▶ [WORK TO DO] Extract every line that contains the string "耐久度合を超えたものは修理できない場合があります".

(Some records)
☆ ☆ ☆

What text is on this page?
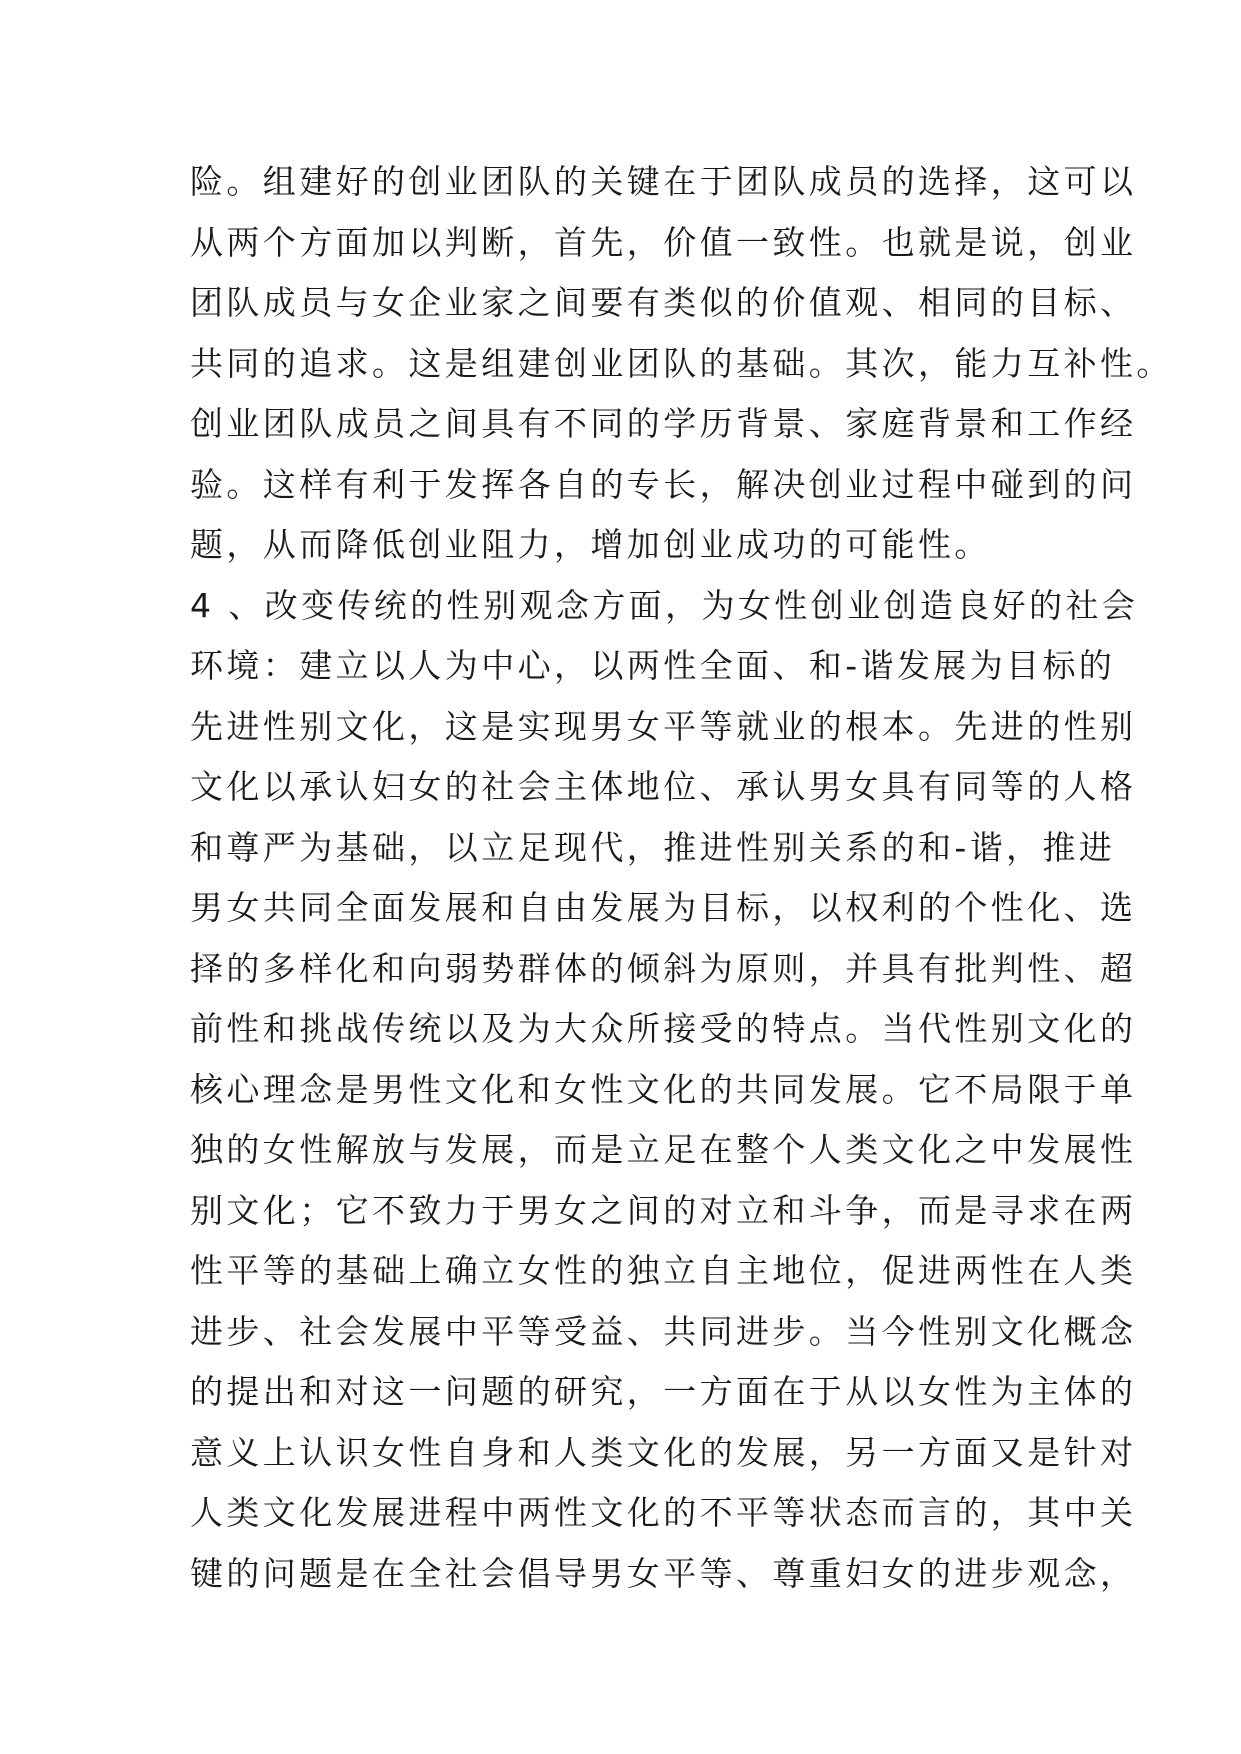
险。组建好的创业团队的关键在于团队成员的选择，这可以
从两个方面加以判断，首先，价值一致性。也就是说，创业
团队成员与女企业家之间要有类似的价值观、相同的目标、
共同的追求。这是组建创业团队的基础。其次，能力互补性。
创业团队成员之间具有不同的学历背景、家庭背景和工作经
验。这样有利于发挥各自的专长，解决创业过程中碰到的问
题，从而降低创业阻力，增加创业成功的可能性。
4 、改变传统的性别观念方面，为女性创业创造良好的社会
环境：建立以人为中心，以两性全面、和-谐发展为目标的
先进性别文化，这是实现男女平等就业的根本。先进的性别
文化以承认妇女的社会主体地位、承认男女具有同等的人格
和尊严为基础，以立足现代，推进性别关系的和-谐，推进
男女共同全面发展和自由发展为目标，以权利的个性化、选
择的多样化和向弱势群体的倾斜为原则，并具有批判性、超
前性和挑战传统以及为大众所接受的特点。当代性别文化的
核心理念是男性文化和女性文化的共同发展。它不局限于单
独的女性解放与发展，而是立足在整个人类文化之中发展性
别文化；它不致力于男女之间的对立和斗争，而是寻求在两
性平等的基础上确立女性的独立自主地位，促进两性在人类
进步、社会发展中平等受益、共同进步。当今性别文化概念
的提出和对这一问题的研究，一方面在于从以女性为主体的
意义上认识女性自身和人类文化的发展，另一方面又是针对
人类文化发展进程中两性文化的不平等状态而言的，其中关
键的问题是在全社会倡导男女平等、尊重妇女的进步观念，
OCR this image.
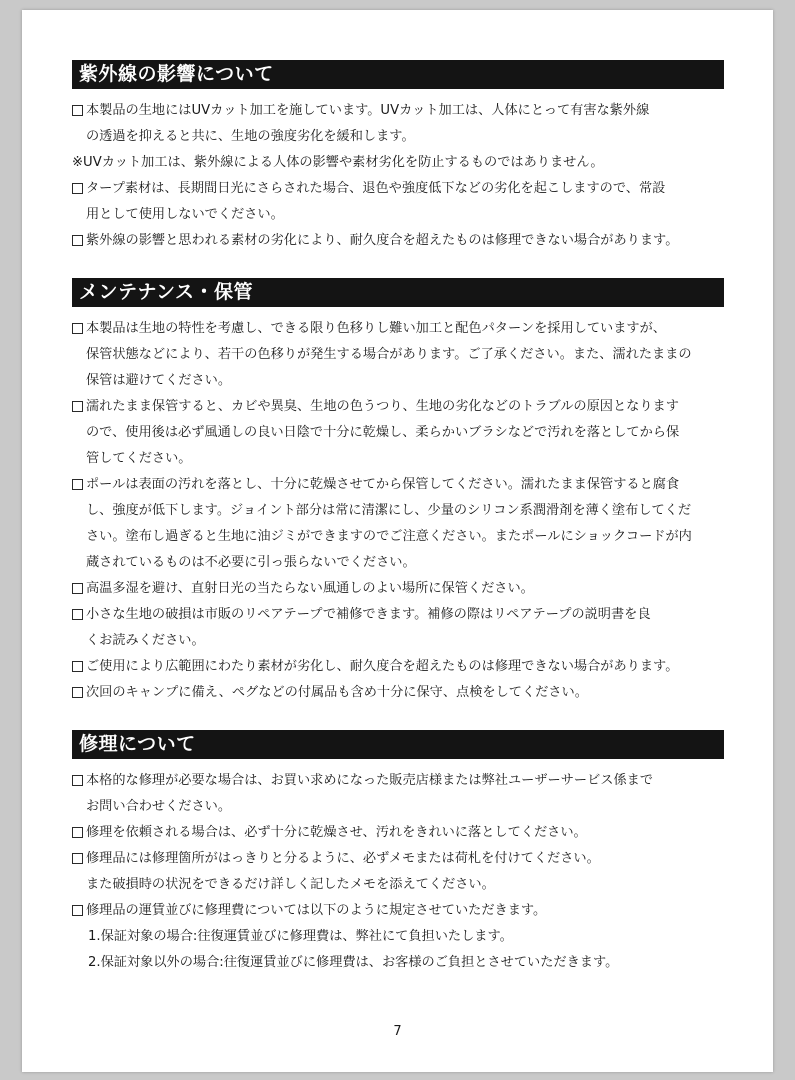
紫外線の影響について
本製品の生地にはUVカット加工を施しています。UVカット加工は、人体にとって有害な紫外線
の透過を抑えると共に、生地の強度劣化を緩和します。
※UVカット加工は、紫外線による人体の影響や素材劣化を防止するものではありません。
タープ素材は、長期間日光にさらされた場合、退色や強度低下などの劣化を起こしますので、常設
用として使用しないでください。
紫外線の影響と思われる素材の劣化により、耐久度合を超えたものは修理できない場合があります。
メンテナンス・保管
本製品は生地の特性を考慮し、できる限り色移りし難い加工と配色パターンを採用していますが、
保管状態などにより、若干の色移りが発生する場合があります。ご了承ください。また、濡れたままの
保管は避けてください。
濡れたまま保管すると、カビや異臭、生地の色うつり、生地の劣化などのトラブルの原因となります
ので、使用後は必ず風通しの良い日陰で十分に乾燥し、柔らかいブラシなどで汚れを落としてから保
管してください。
ポールは表面の汚れを落とし、十分に乾燥させてから保管してください。濡れたまま保管すると腐食
し、強度が低下します。ジョイント部分は常に清潔にし、少量のシリコン系潤滑剤を薄く塗布してくだ
さい。塗布し過ぎると生地に油ジミができますのでご注意ください。またポールにショックコードが内
蔵されているものは不必要に引っ張らないでください。
高温多湿を避け、直射日光の当たらない風通しのよい場所に保管ください。
小さな生地の破損は市販のリペアテープで補修できます。補修の際はリペアテープの説明書を良
くお読みください。
ご使用により広範囲にわたり素材が劣化し、耐久度合を超えたものは修理できない場合があります。
次回のキャンプに備え、ペグなどの付属品も含め十分に保守、点検をしてください。
修理について
本格的な修理が必要な場合は、お買い求めになった販売店様または弊社ユーザーサービス係まで
お問い合わせください。
修理を依頼される場合は、必ず十分に乾燥させ、汚れをきれいに落としてください。
修理品には修理箇所がはっきりと分るように、必ずメモまたは荷札を付けてください。
また破損時の状況をできるだけ詳しく記したメモを添えてください。
修理品の運賃並びに修理費については以下のように規定させていただきます。
1.保証対象の場合:往復運賃並びに修理費は、弊社にて負担いたします。
2.保証対象以外の場合:往復運賃並びに修理費は、お客様のご負担とさせていただきます。
7
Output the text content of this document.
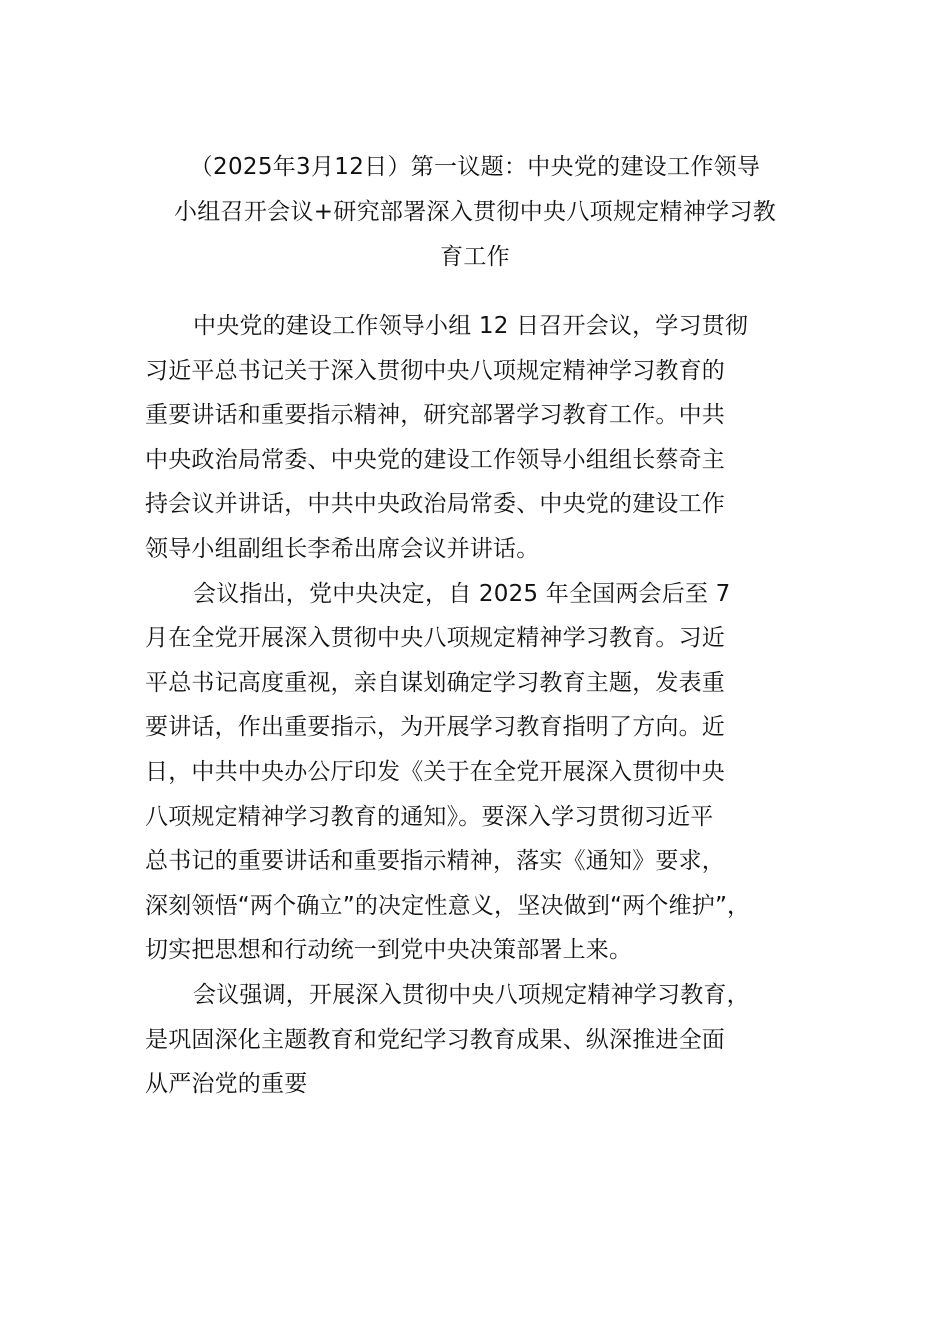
（2025年3月12日）第一议题：中央党的建设工作领导
小组召开会议+研究部署深入贯彻中央八项规定精神学习教
育工作

中央党的建设工作领导小组 12 日召开会议，学习贯彻
习近平总书记关于深入贯彻中央八项规定精神学习教育的
重要讲话和重要指示精神，研究部署学习教育工作。中共
中央政治局常委、中央党的建设工作领导小组组长蔡奇主
持会议并讲话，中共中央政治局常委、中央党的建设工作
领导小组副组长李希出席会议并讲话。

会议指出，党中央决定，自 2025 年全国两会后至 7
月在全党开展深入贯彻中央八项规定精神学习教育。习近
平总书记高度重视，亲自谋划确定学习教育主题，发表重
要讲话，作出重要指示，为开展学习教育指明了方向。近
日，中共中央办公厅印发《关于在全党开展深入贯彻中央
八项规定精神学习教育的通知》。要深入学习贯彻习近平
总书记的重要讲话和重要指示精神，落实《通知》要求，
深刻领悟“两个确立”的决定性意义，坚决做到“两个维护”，
切实把思想和行动统一到党中央决策部署上来。

会议强调，开展深入贯彻中央八项规定精神学习教育，
是巩固深化主题教育和党纪学习教育成果、纵深推进全面
从严治党的重要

☆ ☆ ☆

▶ [FINISHED ANSWER]
紫外線の影響と思われる素材の劣化により、耐久度合を超えたものは修理できない場合があります。
ご使用により広範囲にわたり素材が劣化し、耐久度合を超えたものは修理できない場合があります。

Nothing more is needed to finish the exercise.